• **GOAL OF THE EXERCISE**: All of the material below is to be retyped exactly.

>> begin DATASET ROWS

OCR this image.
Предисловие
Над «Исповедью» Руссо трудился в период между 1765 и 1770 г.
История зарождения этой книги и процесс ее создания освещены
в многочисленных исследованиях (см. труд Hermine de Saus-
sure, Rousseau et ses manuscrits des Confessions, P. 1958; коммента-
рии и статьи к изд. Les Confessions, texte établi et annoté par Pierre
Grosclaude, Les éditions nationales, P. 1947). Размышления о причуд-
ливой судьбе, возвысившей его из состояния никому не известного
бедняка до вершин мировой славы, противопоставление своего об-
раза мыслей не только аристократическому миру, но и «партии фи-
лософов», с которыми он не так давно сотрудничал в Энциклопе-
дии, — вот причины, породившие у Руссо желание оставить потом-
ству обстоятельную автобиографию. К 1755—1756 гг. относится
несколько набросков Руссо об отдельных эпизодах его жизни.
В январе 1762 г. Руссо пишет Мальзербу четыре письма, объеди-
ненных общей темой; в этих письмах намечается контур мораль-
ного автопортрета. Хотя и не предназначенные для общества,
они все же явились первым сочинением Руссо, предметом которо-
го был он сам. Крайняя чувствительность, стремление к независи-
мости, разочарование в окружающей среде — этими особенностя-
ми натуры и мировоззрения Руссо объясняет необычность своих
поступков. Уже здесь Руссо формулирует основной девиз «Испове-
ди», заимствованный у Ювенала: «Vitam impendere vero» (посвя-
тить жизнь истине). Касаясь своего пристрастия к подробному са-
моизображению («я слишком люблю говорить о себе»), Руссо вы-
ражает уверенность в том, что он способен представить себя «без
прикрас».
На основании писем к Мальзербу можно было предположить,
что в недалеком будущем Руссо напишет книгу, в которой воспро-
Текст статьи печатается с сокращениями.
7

>> end DATASET ROWS

• **RESPONSE FOR THIS EXERCISE**:
OCR this image.
Предисловие
Над «Исповедью» Руссо трудился в период между 1765 и 1770 г.
История зарождения этой книги и процесс ее создания освещены
в многочисленных исследованиях (см. труд Hermine de Saus-
sure, Rousseau et ses manuscrits des Confessions, P. 1958; коммента-
рии и статьи к изд. Les Confessions, texte établi et annoté par Pierre
Grosclaude, Les éditions nationales, P. 1947). Размышления о причуд-
ливой судьбе, возвысившей его из состояния никому не известного
бедняка до вершин мировой славы, противопоставление своего об-
раза мыслей не только аристократическому миру, но и «партии фи-
лософов», с которыми он не так давно сотрудничал в Энциклопе-
дии, — вот причины, породившие у Руссо желание оставить потом-
ству обстоятельную автобиографию. К 1755—1756 гг. относится
несколько набросков Руссо об отдельных эпизодах его жизни.
В январе 1762 г. Руссо пишет Мальзербу четыре письма, объеди-
ненных общей темой; в этих письмах намечается контур мораль-
ного автопортрета. Хотя и не предназначенные для общества,
они все же явились первым сочинением Руссо, предметом которо-
го был он сам. Крайняя чувствительность, стремление к независи-
мости, разочарование в окружающей среде — этими особенностя-
ми натуры и мировоззрения Руссо объясняет необычность своих
поступков. Уже здесь Руссо формулирует основной девиз «Испове-
ди», заимствованный у Ювенала: «Vitam impendere vero» (посвя-
тить жизнь истине). Касаясь своего пристрастия к подробному са-
моизображению («я слишком люблю говорить о себе»), Руссо вы-
ражает уверенность в том, что он способен представить себя «без
прикрас».
На основании писем к Мальзербу можно было предположить,
что в недалеком будущем Руссо напишет книгу, в которой воспро-
Текст статьи печатается с сокращениями.
7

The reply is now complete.